WHAT TO WORK ON → Find the string "kann" in the data, then copy every line where it is found.

RECORDS FOR PROCESSING →
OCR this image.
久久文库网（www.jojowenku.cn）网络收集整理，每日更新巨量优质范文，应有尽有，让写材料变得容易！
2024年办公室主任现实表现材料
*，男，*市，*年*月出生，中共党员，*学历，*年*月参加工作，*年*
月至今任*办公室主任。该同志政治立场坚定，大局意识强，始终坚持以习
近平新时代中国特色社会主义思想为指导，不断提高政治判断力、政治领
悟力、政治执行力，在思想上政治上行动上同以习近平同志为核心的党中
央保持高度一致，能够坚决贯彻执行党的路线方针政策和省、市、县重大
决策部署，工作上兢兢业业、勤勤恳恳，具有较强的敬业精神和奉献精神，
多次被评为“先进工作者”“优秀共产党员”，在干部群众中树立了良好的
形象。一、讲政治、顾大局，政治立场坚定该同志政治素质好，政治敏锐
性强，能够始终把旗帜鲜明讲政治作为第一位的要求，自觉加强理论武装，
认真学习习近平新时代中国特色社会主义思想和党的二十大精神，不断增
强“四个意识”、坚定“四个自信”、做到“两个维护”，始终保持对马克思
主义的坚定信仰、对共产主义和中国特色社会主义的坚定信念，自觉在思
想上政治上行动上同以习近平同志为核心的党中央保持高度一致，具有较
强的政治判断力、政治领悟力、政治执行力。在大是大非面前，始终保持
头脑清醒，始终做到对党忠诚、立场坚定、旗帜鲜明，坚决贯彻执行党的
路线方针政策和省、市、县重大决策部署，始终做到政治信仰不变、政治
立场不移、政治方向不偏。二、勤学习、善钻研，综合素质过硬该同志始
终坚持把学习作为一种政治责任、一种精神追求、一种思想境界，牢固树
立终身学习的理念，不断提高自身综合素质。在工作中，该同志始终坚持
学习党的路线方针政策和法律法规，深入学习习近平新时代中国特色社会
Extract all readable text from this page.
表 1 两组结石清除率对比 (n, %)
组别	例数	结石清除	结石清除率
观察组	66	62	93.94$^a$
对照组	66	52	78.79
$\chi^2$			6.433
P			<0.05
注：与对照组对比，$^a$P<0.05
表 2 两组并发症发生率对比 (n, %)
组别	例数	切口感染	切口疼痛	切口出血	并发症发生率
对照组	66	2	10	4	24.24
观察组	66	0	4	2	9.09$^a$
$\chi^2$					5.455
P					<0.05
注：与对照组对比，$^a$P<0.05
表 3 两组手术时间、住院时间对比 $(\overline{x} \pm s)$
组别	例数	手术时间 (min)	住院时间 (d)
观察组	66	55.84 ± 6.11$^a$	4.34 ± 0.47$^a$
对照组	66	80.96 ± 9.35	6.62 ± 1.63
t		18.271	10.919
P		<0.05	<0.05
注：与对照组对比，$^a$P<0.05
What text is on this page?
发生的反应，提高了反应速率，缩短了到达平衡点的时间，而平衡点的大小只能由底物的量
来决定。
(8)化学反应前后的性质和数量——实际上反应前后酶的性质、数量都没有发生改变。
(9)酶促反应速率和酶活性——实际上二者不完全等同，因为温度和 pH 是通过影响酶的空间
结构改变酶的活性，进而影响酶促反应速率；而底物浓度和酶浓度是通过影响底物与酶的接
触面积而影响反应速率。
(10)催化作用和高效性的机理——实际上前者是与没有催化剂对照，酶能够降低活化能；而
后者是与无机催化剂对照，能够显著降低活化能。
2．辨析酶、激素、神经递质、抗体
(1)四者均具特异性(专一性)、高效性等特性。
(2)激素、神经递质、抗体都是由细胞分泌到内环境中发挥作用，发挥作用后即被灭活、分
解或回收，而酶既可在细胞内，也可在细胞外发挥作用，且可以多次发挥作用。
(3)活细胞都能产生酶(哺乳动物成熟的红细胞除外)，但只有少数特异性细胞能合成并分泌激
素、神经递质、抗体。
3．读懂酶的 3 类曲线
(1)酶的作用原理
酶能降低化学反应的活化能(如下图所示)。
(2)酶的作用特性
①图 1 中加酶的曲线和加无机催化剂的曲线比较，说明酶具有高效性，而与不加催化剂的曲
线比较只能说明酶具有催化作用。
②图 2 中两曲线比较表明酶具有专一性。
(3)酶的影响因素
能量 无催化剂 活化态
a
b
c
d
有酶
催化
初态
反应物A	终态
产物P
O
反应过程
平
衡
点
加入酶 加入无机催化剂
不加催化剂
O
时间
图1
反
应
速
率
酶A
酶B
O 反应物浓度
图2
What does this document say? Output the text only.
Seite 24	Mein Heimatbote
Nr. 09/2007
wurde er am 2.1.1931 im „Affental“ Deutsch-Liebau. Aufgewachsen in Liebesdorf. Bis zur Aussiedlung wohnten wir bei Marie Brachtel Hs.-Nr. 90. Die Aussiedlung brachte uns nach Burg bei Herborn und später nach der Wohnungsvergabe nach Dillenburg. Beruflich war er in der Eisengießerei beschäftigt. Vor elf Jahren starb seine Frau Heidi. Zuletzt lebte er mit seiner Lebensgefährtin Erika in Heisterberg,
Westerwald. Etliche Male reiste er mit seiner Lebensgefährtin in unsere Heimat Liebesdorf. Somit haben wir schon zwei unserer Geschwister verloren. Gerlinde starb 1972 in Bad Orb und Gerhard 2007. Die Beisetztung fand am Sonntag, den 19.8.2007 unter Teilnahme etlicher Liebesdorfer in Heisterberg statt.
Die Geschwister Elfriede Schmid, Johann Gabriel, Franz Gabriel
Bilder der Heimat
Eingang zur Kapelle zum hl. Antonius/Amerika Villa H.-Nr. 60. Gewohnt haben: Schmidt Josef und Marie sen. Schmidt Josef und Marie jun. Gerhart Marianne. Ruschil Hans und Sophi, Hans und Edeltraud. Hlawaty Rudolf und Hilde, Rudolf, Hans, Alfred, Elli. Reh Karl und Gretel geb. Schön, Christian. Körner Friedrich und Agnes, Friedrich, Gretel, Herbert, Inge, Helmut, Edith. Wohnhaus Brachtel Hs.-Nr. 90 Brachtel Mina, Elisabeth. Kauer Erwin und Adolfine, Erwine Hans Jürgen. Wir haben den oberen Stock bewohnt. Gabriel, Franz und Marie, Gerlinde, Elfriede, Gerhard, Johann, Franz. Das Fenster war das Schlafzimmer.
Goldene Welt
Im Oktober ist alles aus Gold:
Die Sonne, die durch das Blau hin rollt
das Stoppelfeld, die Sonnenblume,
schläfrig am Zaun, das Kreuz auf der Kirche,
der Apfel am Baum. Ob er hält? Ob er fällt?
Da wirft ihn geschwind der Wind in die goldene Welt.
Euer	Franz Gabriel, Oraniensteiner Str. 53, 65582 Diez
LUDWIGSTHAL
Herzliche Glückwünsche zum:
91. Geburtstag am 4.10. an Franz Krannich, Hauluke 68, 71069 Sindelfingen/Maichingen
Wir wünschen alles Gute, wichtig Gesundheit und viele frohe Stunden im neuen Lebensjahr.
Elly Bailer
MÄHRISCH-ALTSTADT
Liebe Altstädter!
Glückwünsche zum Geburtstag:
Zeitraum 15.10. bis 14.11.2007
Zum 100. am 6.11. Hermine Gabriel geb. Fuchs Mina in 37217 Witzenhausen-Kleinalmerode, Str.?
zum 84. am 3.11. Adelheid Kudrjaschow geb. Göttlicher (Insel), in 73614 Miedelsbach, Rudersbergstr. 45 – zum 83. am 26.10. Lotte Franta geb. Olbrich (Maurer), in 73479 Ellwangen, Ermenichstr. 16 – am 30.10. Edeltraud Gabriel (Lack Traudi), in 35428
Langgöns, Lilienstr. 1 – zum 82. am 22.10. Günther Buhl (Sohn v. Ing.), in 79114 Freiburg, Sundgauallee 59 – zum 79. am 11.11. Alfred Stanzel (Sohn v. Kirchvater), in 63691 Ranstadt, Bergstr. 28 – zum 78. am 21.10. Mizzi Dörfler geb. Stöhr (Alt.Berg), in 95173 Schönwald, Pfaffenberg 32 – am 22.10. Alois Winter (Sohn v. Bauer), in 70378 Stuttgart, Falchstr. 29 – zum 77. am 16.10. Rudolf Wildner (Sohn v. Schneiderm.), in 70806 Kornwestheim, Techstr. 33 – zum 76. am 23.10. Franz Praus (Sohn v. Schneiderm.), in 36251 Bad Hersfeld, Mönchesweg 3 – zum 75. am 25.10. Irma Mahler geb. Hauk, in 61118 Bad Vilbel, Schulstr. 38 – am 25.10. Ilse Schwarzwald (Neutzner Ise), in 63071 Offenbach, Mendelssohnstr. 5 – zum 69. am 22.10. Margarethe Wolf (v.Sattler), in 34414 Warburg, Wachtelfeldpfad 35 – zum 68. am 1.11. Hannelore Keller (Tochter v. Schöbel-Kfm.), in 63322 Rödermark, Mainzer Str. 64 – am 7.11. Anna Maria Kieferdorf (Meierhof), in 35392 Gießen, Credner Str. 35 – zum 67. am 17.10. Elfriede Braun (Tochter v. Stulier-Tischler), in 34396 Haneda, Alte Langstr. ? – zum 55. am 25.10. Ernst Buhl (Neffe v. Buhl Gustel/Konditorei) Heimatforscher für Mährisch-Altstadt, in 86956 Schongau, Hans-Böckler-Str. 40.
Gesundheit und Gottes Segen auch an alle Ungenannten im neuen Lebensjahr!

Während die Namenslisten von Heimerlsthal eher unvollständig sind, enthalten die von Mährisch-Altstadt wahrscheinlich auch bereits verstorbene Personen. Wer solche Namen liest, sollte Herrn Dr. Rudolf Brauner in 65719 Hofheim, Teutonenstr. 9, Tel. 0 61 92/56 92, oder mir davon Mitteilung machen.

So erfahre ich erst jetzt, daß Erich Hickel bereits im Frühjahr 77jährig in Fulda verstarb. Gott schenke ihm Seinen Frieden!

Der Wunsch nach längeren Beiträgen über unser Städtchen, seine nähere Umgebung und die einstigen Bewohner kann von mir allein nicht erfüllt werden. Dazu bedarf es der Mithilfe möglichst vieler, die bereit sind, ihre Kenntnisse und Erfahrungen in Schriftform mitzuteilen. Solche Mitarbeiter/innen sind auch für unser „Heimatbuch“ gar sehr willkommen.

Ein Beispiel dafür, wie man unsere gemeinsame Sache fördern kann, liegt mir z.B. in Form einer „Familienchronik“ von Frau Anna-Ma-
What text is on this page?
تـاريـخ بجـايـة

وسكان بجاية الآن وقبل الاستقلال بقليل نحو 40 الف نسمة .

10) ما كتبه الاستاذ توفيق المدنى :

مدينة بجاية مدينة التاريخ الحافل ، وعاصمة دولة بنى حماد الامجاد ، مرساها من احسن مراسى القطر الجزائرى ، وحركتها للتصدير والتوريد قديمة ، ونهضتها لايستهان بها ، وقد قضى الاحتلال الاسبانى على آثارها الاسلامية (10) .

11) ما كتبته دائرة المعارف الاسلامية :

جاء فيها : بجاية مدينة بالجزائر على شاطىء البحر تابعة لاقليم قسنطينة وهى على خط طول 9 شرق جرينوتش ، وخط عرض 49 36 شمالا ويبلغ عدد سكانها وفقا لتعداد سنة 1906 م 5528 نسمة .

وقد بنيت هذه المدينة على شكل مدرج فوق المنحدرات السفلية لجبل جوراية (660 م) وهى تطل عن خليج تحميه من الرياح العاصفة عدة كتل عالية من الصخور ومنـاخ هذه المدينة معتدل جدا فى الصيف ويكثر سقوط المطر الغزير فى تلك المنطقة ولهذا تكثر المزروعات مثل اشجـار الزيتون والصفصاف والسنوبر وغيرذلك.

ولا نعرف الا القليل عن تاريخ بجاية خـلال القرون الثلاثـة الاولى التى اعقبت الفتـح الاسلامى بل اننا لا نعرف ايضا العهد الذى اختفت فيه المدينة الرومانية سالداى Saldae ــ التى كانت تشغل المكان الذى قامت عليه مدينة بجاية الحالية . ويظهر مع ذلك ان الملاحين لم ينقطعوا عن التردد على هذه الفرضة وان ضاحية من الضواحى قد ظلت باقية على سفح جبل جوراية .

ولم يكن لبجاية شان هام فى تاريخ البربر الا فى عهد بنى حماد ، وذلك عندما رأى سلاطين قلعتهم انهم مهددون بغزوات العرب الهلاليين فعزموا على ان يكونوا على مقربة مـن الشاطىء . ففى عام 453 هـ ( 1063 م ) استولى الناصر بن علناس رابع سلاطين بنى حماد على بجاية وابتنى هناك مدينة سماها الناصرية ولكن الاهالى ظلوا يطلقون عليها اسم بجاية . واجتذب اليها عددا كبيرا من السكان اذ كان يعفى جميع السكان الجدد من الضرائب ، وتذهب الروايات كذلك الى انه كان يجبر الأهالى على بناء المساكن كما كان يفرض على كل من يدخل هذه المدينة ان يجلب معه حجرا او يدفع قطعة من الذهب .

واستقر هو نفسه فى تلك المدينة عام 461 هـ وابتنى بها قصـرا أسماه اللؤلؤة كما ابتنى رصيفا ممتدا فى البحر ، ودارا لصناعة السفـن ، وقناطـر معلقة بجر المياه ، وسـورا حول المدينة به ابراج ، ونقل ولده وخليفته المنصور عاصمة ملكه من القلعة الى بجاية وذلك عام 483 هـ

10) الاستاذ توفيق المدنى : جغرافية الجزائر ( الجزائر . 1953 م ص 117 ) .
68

EXERCISE ANSWER →
Der Wunsch nach längeren Beiträgen über unser Städtchen, seine nähere Umgebung und die einstigen Bewohner kann von mir allein nicht erfüllt werden. Dazu bedarf es der Mithilfe möglichst vieler, die bereit sind, ihre Kenntnisse und Erfahrungen in Schriftform mitzuteilen. Solche Mitarbeiter/innen sind auch für unser „Heimatbuch“ gar sehr willkommen.
Ein Beispiel dafür, wie man unsere gemeinsame Sache fördern kann, liegt mir z.B. in Form einer „Familienchronik“ von Frau Anna-Ma-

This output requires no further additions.